== Given problem ==
Here are some records; quote them exactly, leaving out the pictures.

== Data for the task ==
--
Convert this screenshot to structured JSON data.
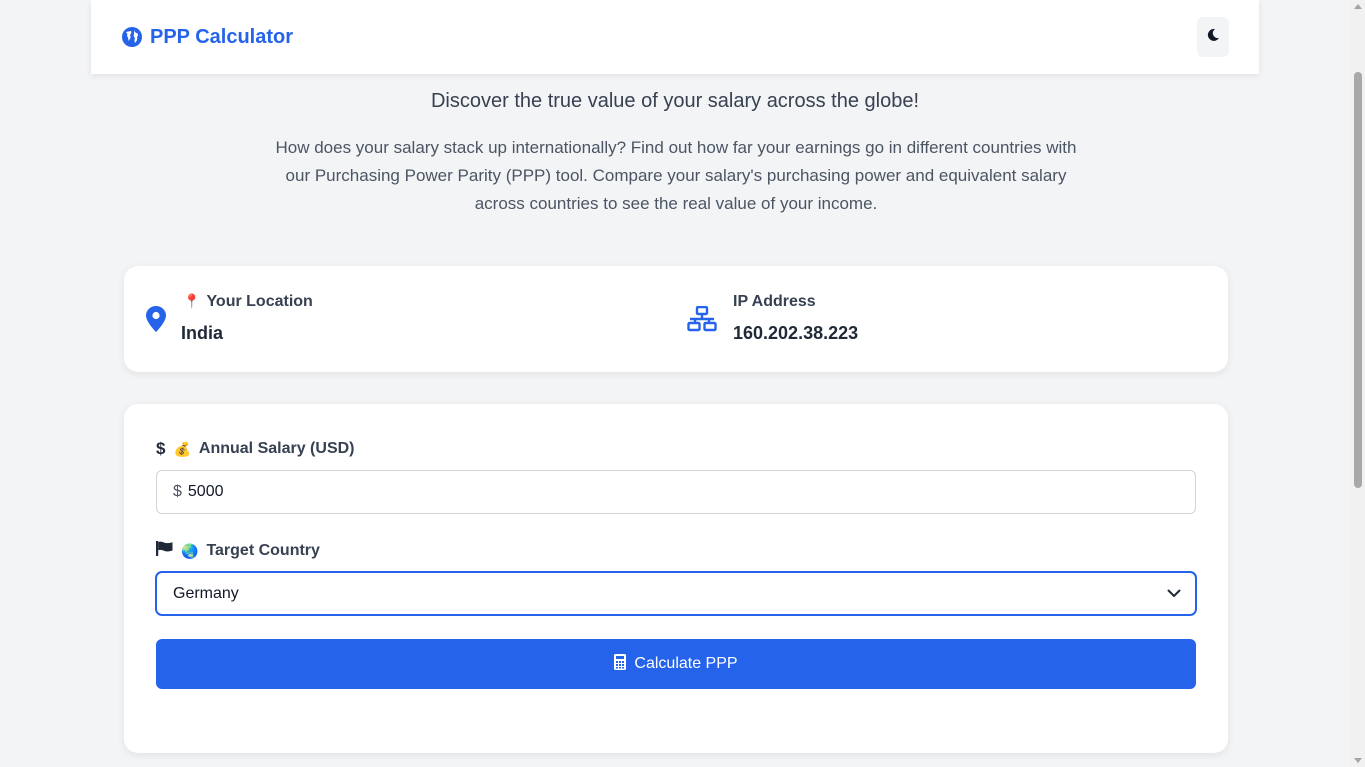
{
  "header": {
    "brand": "PPP Calculator",
    "brand_icon": "globe-icon",
    "theme_toggle_icon": "moon-icon",
    "accent": "#2563eb"
  },
  "intro": {
    "tagline": "Discover the true value of your salary across the globe!",
    "description": "How does your salary stack up internationally? Find out how far your earnings go in different countries with our Purchasing Power Parity (PPP) tool. Compare your salary's purchasing power and equivalent salary across countries to see the real value of your income."
  },
  "info": {
    "location_label": "Your Location",
    "location_emoji": "📍",
    "location_value": "India",
    "ip_label": "IP Address",
    "ip_value": "160.202.38.223"
  },
  "form": {
    "salary_label": "Annual Salary (USD)",
    "salary_emoji": "💰",
    "currency_symbol": "$",
    "salary_value": "5000",
    "country_label": "Target Country",
    "country_emoji": "🌏",
    "country_selected": "Germany",
    "calculate_label": "Calculate PPP"
  }
}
--
== Exercise solution ==
Convert this screenshot to structured JSON data.
{
  "header": {
    "brand": "PPP Calculator",
    "brand_icon": "globe-icon",
    "theme_toggle_icon": "moon-icon",
    "accent": "#2563eb"
  },
  "intro": {
    "tagline": "Discover the true value of your salary across the globe!",
    "description": "How does your salary stack up internationally? Find out how far your earnings go in different countries with our Purchasing Power Parity (PPP) tool. Compare your salary's purchasing power and equivalent salary across countries to see the real value of your income."
  },
  "info": {
    "location_label": "Your Location",
    "location_emoji": "📍",
    "location_value": "India",
    "ip_label": "IP Address",
    "ip_value": "160.202.38.223"
  },
  "form": {
    "salary_label": "Annual Salary (USD)",
    "salary_emoji": "💰",
    "currency_symbol": "$",
    "salary_value": "5000",
    "country_label": "Target Country",
    "country_emoji": "🌏",
    "country_selected": "Germany",
    "calculate_label": "Calculate PPP"
  }
}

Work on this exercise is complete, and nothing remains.